→ Given records

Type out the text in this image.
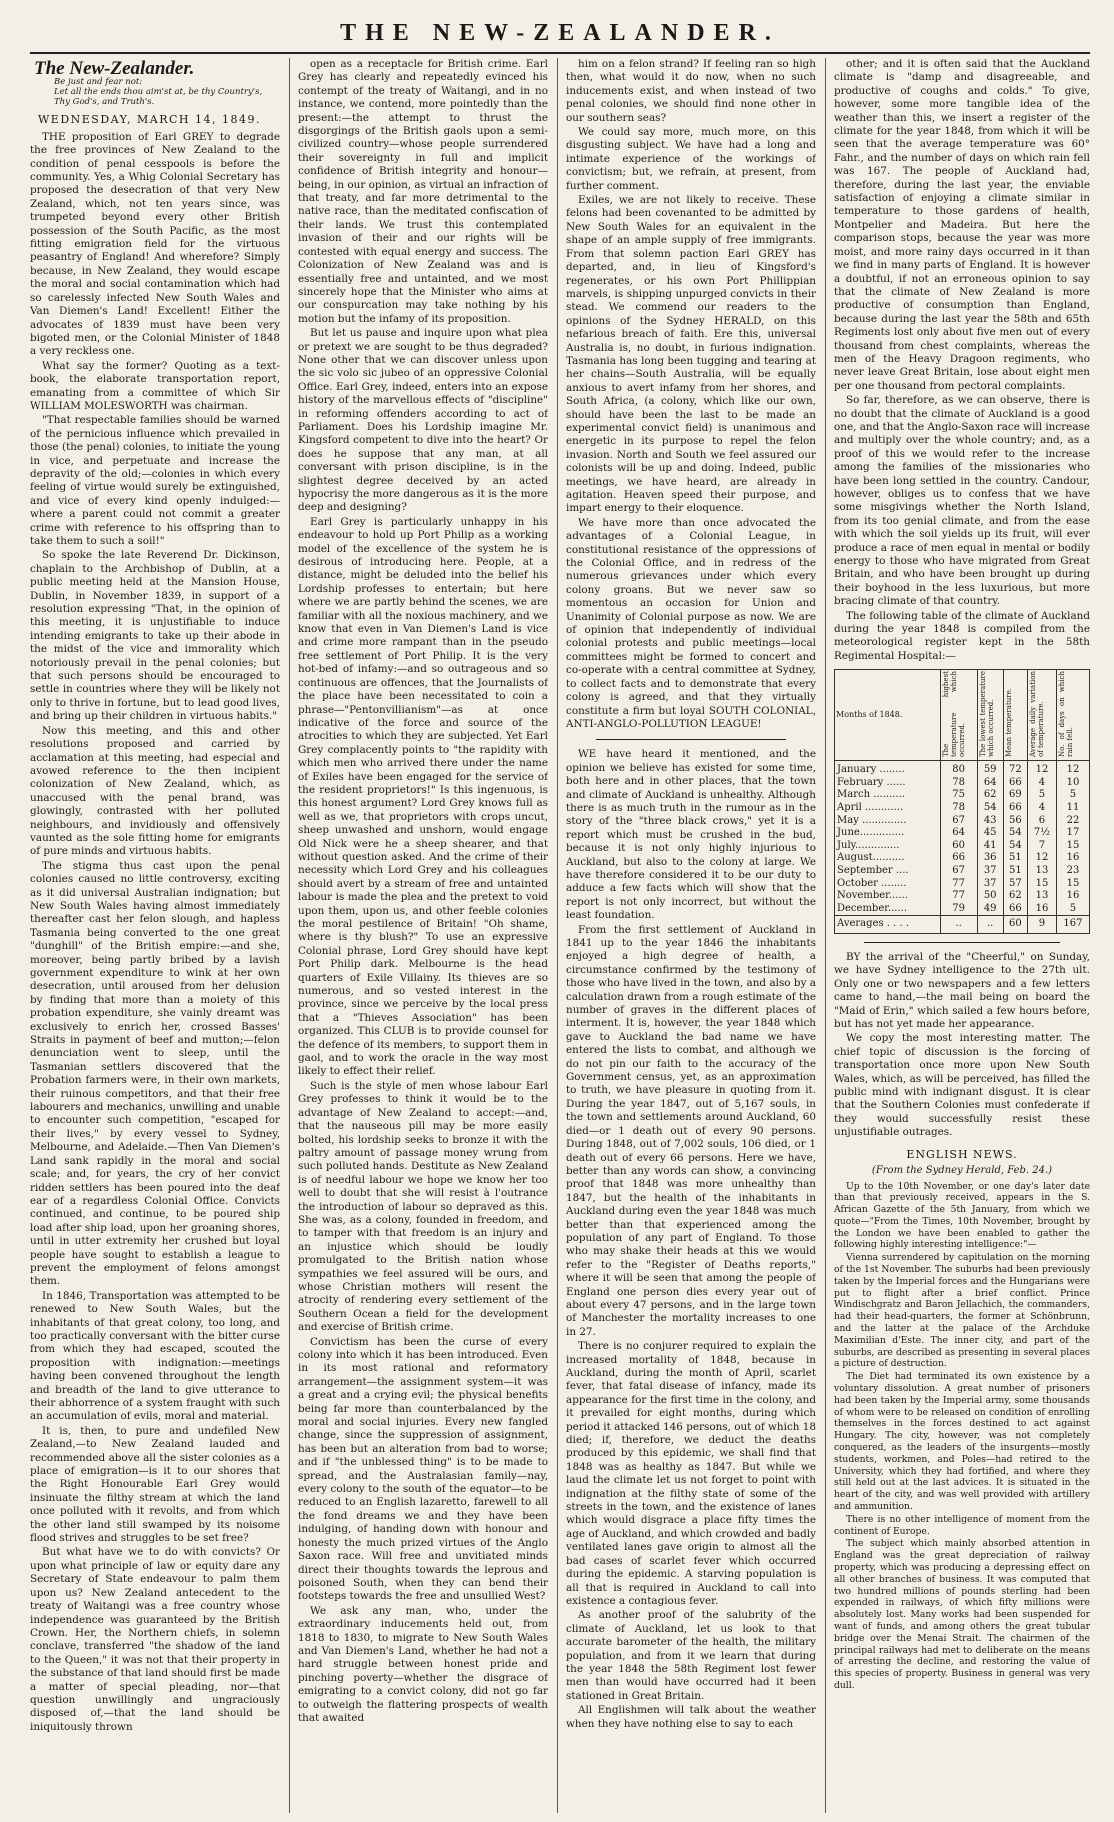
THE NEW-ZEALANDER.
The New-Zealander.
Be just and fear not:
Let all the ends thou aim'st at, be thy Country's,
Thy God's, and Truth's.
WEDNESDAY, MARCH 14, 1849.

THE proposition of Earl GREY to degrade the free provinces of New Zealand to the condition of penal cesspools is before the community. Yes, a Whig Colonial Secretary has proposed the desecration of that very New Zealand, which, not ten years since, was trumpeted beyond every other British possession of the South Pacific, as the most fitting emigration field for the virtuous peasantry of England! And wherefore? Simply because, in New Zealand, they would escape the moral and social contamination which had so carelessly infected New South Wales and Van Diemen's Land! Excellent! Either the advocates of 1839 must have been very bigoted men, or the Colonial Minister of 1848 a very reckless one.

What say the former? Quoting as a text-book, the elaborate transportation report, emanating from a committee of which Sir WILLIAM MOLESWORTH was chairman.

"That respectable families should be warned of the pernicious influence which prevailed in those (the penal) colonies, to initiate the young in vice, and perpetuate and increase the depravity of the old;—colonies in which every feeling of virtue would surely be extinguished, and vice of every kind openly indulged:—where a parent could not commit a greater crime with reference to his offspring than to take them to such a soil!"

So spoke the late Reverend Dr. Dickinson, chaplain to the Archbishop of Dublin, at a public meeting held at the Mansion House, Dublin, in November 1839, in support of a resolution expressing "That, in the opinion of this meeting, it is unjustifiable to induce intending emigrants to take up their abode in the midst of the vice and immorality which notoriously prevail in the penal colonies; but that such persons should be encouraged to settle in countries where they will be likely not only to thrive in fortune, but to lead good lives, and bring up their children in virtuous habits."

Now this meeting, and this and other resolutions proposed and carried by acclamation at this meeting, had especial and avowed reference to the then incipient colonization of New Zealand, which, as unaccused with the penal brand, was glowingly, contrasted with her polluted neighbours, and invidiously and offensively vaunted as the sole fitting home for emigrants of pure minds and virtuous habits.

The stigma thus cast upon the penal colonies caused no little controversy, exciting as it did universal Australian indignation; but New South Wales having almost immediately thereafter cast her felon slough, and hapless Tasmania being converted to the one great "dunghill" of the British empire:—and she, moreover, being partly bribed by a lavish government expenditure to wink at her own desecration, until aroused from her delusion by finding that more than a moiety of this probation expenditure, she vainly dreamt was exclusively to enrich her, crossed Basses' Straits in payment of beef and mutton;—felon denunciation went to sleep, until the Tasmanian settlers discovered that the Probation farmers were, in their own markets, their ruinous competitors, and that their free labourers and mechanics, unwilling and unable to encounter such competition, "escaped for their lives," by every vessel to Sydney, Melbourne, and Adelaide.—Then Van Diemen's Land sank rapidly in the moral and social scale; and, for years, the cry of her convict ridden settlers has been poured into the deaf ear of a regardless Colonial Office. Convicts continued, and continue, to be poured ship load after ship load, upon her groaning shores, until in utter extremity her crushed but loyal people have sought to establish a league to prevent the employment of felons amongst them.

In 1846, Transportation was attempted to be renewed to New South Wales, but the inhabitants of that great colony, too long, and too practically conversant with the bitter curse from which they had escaped, scouted the proposition with indignation:—meetings having been convened throughout the length and breadth of the land to give utterance to their abhorrence of a system fraught with such an accumulation of evils, moral and material.

It is, then, to pure and undefiled New Zealand,—to New Zealand lauded and recommended above all the sister colonies as a place of emigration—is it to our shores that the Right Honourable Earl Grey would insinuate the filthy stream at which the land once polluted with it revolts, and from which the other land still swamped by its noisome flood strives and struggles to be set free?

But what have we to do with convicts? Or upon what principle of law or equity dare any Secretary of State endeavour to palm them upon us? New Zealand antecedent to the treaty of Waitangi was a free country whose independence was guaranteed by the British Crown. Her, the Northern chiefs, in solemn conclave, transferred "the shadow of the land to the Queen," it was not that their property in the substance of that land should first be made a matter of special pleading, nor—that question unwillingly and ungraciously disposed of,—that the land should be iniquitously thrown

open as a receptacle for British crime. Earl Grey has clearly and repeatedly evinced his contempt of the treaty of Waitangi, and in no instance, we contend, more pointedly than the present:—the attempt to thrust the disgorgings of the British gaols upon a semi-civilized country—whose people surrendered their sovereignty in full and implicit confidence of British integrity and honour—being, in our opinion, as virtual an infraction of that treaty, and far more detrimental to the native race, than the meditated confiscation of their lands. We trust this contemplated invasion of their and our rights will be contested with equal energy and success. The Colonization of New Zealand was and is essentially free and untainted, and we most sincerely hope that the Minister who aims at our conspurcation may take nothing by his motion but the infamy of its proposition.

But let us pause and inquire upon what plea or pretext we are sought to be thus degraded? None other that we can discover unless upon the sic volo sic jubeo of an oppressive Colonial Office. Earl Grey, indeed, enters into an expose history of the marvellous effects of "discipline" in reforming offenders according to act of Parliament. Does his Lordship imagine Mr. Kingsford competent to dive into the heart? Or does he suppose that any man, at all conversant with prison discipline, is in the slightest degree deceived by an acted hypocrisy the more dangerous as it is the more deep and designing?

Earl Grey is particularly unhappy in his endeavour to hold up Port Philip as a working model of the excellence of the system he is desirous of introducing here. People, at a distance, might be deluded into the belief his Lordship professes to entertain; but here where we are partly behind the scenes, we are familiar with all the noxious machinery, and we know that even in Van Diemen's Land is vice and crime more rampant than in the pseudo free settlement of Port Philip. It is the very hot-bed of infamy:—and so outrageous and so continuous are offences, that the Journalists of the place have been necessitated to coin a phrase—"Pentonvillianism"—as at once indicative of the force and source of the atrocities to which they are subjected. Yet Earl Grey complacently points to "the rapidity with which men who arrived there under the name of Exiles have been engaged for the service of the resident proprietors!" Is this ingenuous, is this honest argument? Lord Grey knows full as well as we, that proprietors with crops uncut, sheep unwashed and unshorn, would engage Old Nick were he a sheep shearer, and that without question asked. And the crime of their necessity which Lord Grey and his colleagues should avert by a stream of free and untainted labour is made the plea and the pretext to void upon them, upon us, and other feeble colonies the moral pestilence of Britain! "Oh shame, where is thy blush?" To use an expressive Colonial phrase, Lord Grey should have kept Port Philip dark. Melbourne is the head quarters of Exile Villainy. Its thieves are so numerous, and so vested interest in the province, since we perceive by the local press that a "Thieves Association" has been organized. This CLUB is to provide counsel for the defence of its members, to support them in gaol, and to work the oracle in the way most likely to effect their relief.

Such is the style of men whose labour Earl Grey professes to think it would be to the advantage of New Zealand to accept:—and, that the nauseous pill may be more easily bolted, his lordship seeks to bronze it with the paltry amount of passage money wrung from such polluted hands. Destitute as New Zealand is of needful labour we hope we know her too well to doubt that she will resist à l'outrance the introduction of labour so depraved as this. She was, as a colony, founded in freedom, and to tamper with that freedom is an injury and an injustice which should be loudly promulgated to the British nation whose sympathies we feel assured will be ours, and whose Christian mothers will resent the atrocity of rendering every settlement of the Southern Ocean a field for the development and exercise of British crime.

Convictism has been the curse of every colony into which it has been introduced. Even in its most rational and reformatory arrangement—the assignment system—it was a great and a crying evil; the physical benefits being far more than counterbalanced by the moral and social injuries. Every new fangled change, since the suppression of assignment, has been but an alteration from bad to worse; and if "the unblessed thing" is to be made to spread, and the Australasian family—nay, every colony to the south of the equator—to be reduced to an English lazaretto, farewell to all the fond dreams we and they have been indulging, of handing down with honour and honesty the much prized virtues of the Anglo Saxon race. Will free and unvitiated minds direct their thoughts towards the leprous and poisoned South, when they can bend their footsteps towards the free and unsullied West?

We ask any man, who, under the extraordinary inducements held out, from 1818 to 1830, to migrate to New South Wales and Van Diemen's Land, whether he had not a hard struggle between honest pride and pinching poverty—whether the disgrace of emigrating to a convict colony, did not go far to outweigh the flattering prospects of wealth that awaited

him on a felon strand? If feeling ran so high then, what would it do now, when no such inducements exist, and when instead of two penal colonies, we should find none other in our southern seas?

We could say more, much more, on this disgusting subject. We have had a long and intimate experience of the workings of convictism; but, we refrain, at present, from further comment.

Exiles, we are not likely to receive. These felons had been covenanted to be admitted by New South Wales for an equivalent in the shape of an ample supply of free immigrants. From that solemn paction Earl GREY has departed, and, in lieu of Kingsford's regenerates, or his own Port Phillippian marvels, is shipping unpurged convicts in their stead. We commend our readers to the opinions of the Sydney HERALD, on this nefarious breach of faith. Ere this, universal Australia is, no doubt, in furious indignation. Tasmania has long been tugging and tearing at her chains—South Australia, will be equally anxious to avert infamy from her shores, and South Africa, (a colony, which like our own, should have been the last to be made an experimental convict field) is unanimous and energetic in its purpose to repel the felon invasion. North and South we feel assured our colonists will be up and doing. Indeed, public meetings, we have heard, are already in agitation. Heaven speed their purpose, and impart energy to their eloquence.

We have more than once advocated the advantages of a Colonial League, in constitutional resistance of the oppressions of the Colonial Office, and in redress of the numerous grievances under which every colony groans. But we never saw so momentous an occasion for Union and Unanimity of Colonial purpose as now. We are of opinion that independently of individual colonial protests and public meetings—local committees might be formed to concert and co-operate with a central committee at Sydney, to collect facts and to demonstrate that every colony is agreed, and that they virtually constitute a firm but loyal SOUTH COLONIAL, ANTI-ANGLO-POLLUTION LEAGUE!

WE have heard it mentioned, and the opinion we believe has existed for some time, both here and in other places, that the town and climate of Auckland is unhealthy. Although there is as much truth in the rumour as in the story of the "three black crows," yet it is a report which must be crushed in the bud, because it is not only highly injurious to Auckland, but also to the colony at large. We have therefore considered it to be our duty to adduce a few facts which will show that the report is not only incorrect, but without the least foundation.

From the first settlement of Auckland in 1841 up to the year 1846 the inhabitants enjoyed a high degree of health, a circumstance confirmed by the testimony of those who have lived in the town, and also by a calculation drawn from a rough estimate of the number of graves in the different places of interment. It is, however, the year 1848 which gave to Auckland the bad name we have entered the lists to combat, and although we do not pin our faith to the accuracy of the Government census, yet, as an approximation to truth, we have pleasure in quoting from it. During the year 1847, out of 5,167 souls, in the town and settlements around Auckland, 60 died—or 1 death out of every 90 persons. During 1848, out of 7,002 souls, 106 died, or 1 death out of every 66 persons. Here we have, better than any words can show, a convincing proof that 1848 was more unhealthy than 1847, but the health of the inhabitants in Auckland during even the year 1848 was much better than that experienced among the population of any part of England. To those who may shake their heads at this we would refer to the "Register of Deaths reports," where it will be seen that among the people of England one person dies every year out of about every 47 persons, and in the large town of Manchester the mortality increases to one in 27.

There is no conjurer required to explain the increased mortality of 1848, because in Auckland, during the month of April, scarlet fever, that fatal disease of infancy, made its appearance for the first time in the colony, and it prevailed for eight months, during which period it attacked 146 persons, out of which 18 died; if, therefore, we deduct the deaths produced by this epidemic, we shall find that 1848 was as healthy as 1847. But while we laud the climate let us not forget to point with indignation at the filthy state of some of the streets in the town, and the existence of lanes which would disgrace a place fifty times the age of Auckland, and which crowded and badly ventilated lanes gave origin to almost all the bad cases of scarlet fever which occurred during the epidemic. A starving population is all that is required in Auckland to call into existence a contagious fever.

As another proof of the salubrity of the climate of Auckland, let us look to that accurate barometer of the health, the military population, and from it we learn that during the year 1848 the 58th Regiment lost fewer men than would have occurred had it been stationed in Great Britain.

All Englishmen will talk about the weather when they have nothing else to say to each

other; and it is often said that the Auckland climate is "damp and disagreeable, and productive of coughs and colds." To give, however, some more tangible idea of the weather than this, we insert a register of the climate for the year 1848, from which it will be seen that the average temperature was 60° Fahr., and the number of days on which rain fell was 167. The people of Auckland had, therefore, during the last year, the enviable satisfaction of enjoying a climate similar in temperature to those gardens of health, Montpelier and Madeira. But here the comparison stops, because the year was more moist, and more rainy days occurred in it than we find in many parts of England. It is however a doubtful, if not an erroneous opinion to say that the climate of New Zealand is more productive of consumption than England, because during the last year the 58th and 65th Regiments lost only about five men out of every thousand from chest complaints, whereas the men of the Heavy Dragoon regiments, who never leave Great Britain, lose about eight men per one thousand from pectoral complaints.

So far, therefore, as we can observe, there is no doubt that the climate of Auckland is a good one, and that the Anglo-Saxon race will increase and multiply over the whole country; and, as a proof of this we would refer to the increase among the families of the missionaries who have been long settled in the country. Candour, however, obliges us to confess that we have some misgivings whether the North Island, from its too genial climate, and from the ease with which the soil yields up its fruit, will ever produce a race of men equal in mental or bodily energy to those who have migrated from Great Britain, and who have been brought up during their boyhood in the less luxurious, but more bracing climate of that country.

The following table of the climate of Auckland during the year 1848 is compiled from the meteorological register kept in the 58th Regimental Hospital:—

Months of 1848.	The highest temperature which occurred.	The lowest temperature which occurred.	Mean temperature.	Average daily variation of temperature.	No. of days on which rain fell.
January ........	80	59	72	12	12
February ......	78	64	66	4	10
March ..........	75	62	69	5	5
April ............	78	54	66	4	11
May ..............	67	43	56	6	22
June..............	64	45	54	7½	17
July..............	60	41	54	7	15
August..........	66	36	51	12	16
September ....	67	37	51	13	23
October ........	77	37	57	15	15
November......	77	50	62	13	16
December......	79	49	66	16	5
Averages . . . .	..	..	60	9	167

BY the arrival of the "Cheerful," on Sunday, we have Sydney intelligence to the 27th ult. Only one or two newspapers and a few letters came to hand,—the mail being on board the "Maid of Erin," which sailed a few hours before, but has not yet made her appearance.

We copy the most interesting matter. The chief topic of discussion is the forcing of transportation once more upon New South Wales, which, as will be perceived, has filled the public mind with indignant disgust. It is clear that the Southern Colonies must confederate if they would successfully resist these unjustifiable outrages.

ENGLISH NEWS.
(From the Sydney Herald, Feb. 24.)

Up to the 10th November, or one day's later date than that previously received, appears in the S. African Gazette of the 5th January, from which we quote—"From the Times, 10th November, brought by the London we have been enabled to gather the following highly interesting intelligence:"—

Vienna surrendered by capitulation on the morning of the 1st November. The suburbs had been previously taken by the Imperial forces and the Hungarians were put to flight after a brief conflict. Prince Windischgratz and Baron Jellachich, the commanders, had their head-quarters, the former at Schönbrunn, and the latter at the palace of the Archduke Maximilian d'Este. The inner city, and part of the suburbs, are described as presenting in several places a picture of destruction.

The Diet had terminated its own existence by a voluntary dissolution. A great number of prisoners had been taken by the Imperial army, some thousands of whom were to be released on condition of enrolling themselves in the forces destined to act against Hungary. The city, however, was not completely conquered, as the leaders of the insurgents—mostly students, workmen, and Poles—had retired to the University, which they had fortified, and where they still held out at the last advices. It is situated in the heart of the city, and was well provided with artillery and ammunition.

There is no other intelligence of moment from the continent of Europe.

The subject which mainly absorbed attention in England was the great depreciation of railway property, which was producing a depressing effect on all other branches of business. It was computed that two hundred millions of pounds sterling had been expended in railways, of which fifty millions were absolutely lost. Many works had been suspended for want of funds, and among others the great tubular bridge over the Menai Strait. The chairmen of the principal railways had met to deliberate on the means of arresting the decline, and restoring the value of this species of property. Business in general was very dull.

→ Directions for this task
Search the data for the word "never" and copy each line where it appears.

→ Result for this task
We have more than once advocated the advantages of a Colonial League, in constitutional resistance of the oppressions of the Colonial Office, and in redress of the numerous grievances under which every colony groans. But we never saw so momentous an occasion for Union and Unanimity of Colonial purpose as now. We are of opinion that independently of individual colonial protests and public meetings—local committees might be formed to concert and co-operate with a central committee at Sydney, to collect facts and to demonstrate that every colony is agreed, and that they virtually constitute a firm but loyal SOUTH COLONIAL, ANTI-ANGLO-POLLUTION LEAGUE!
other; and it is often said that the Auckland climate is "damp and disagreeable, and productive of coughs and colds." To give, however, some more tangible idea of the weather than this, we insert a register of the climate for the year 1848, from which it will be seen that the average temperature was 60° Fahr., and the number of days on which rain fell was 167. The people of Auckland had, therefore, during the last year, the enviable satisfaction of enjoying a climate similar in temperature to those gardens of health, Montpelier and Madeira. But here the comparison stops, because the year was more moist, and more rainy days occurred in it than we find in many parts of England. It is however a doubtful, if not an erroneous opinion to say that the climate of New Zealand is more productive of consumption than England, because during the last year the 58th and 65th Regiments lost only about five men out of every thousand from chest complaints, whereas the men of the Heavy Dragoon regiments, who never leave Great Britain, lose about eight men per one thousand from pectoral complaints.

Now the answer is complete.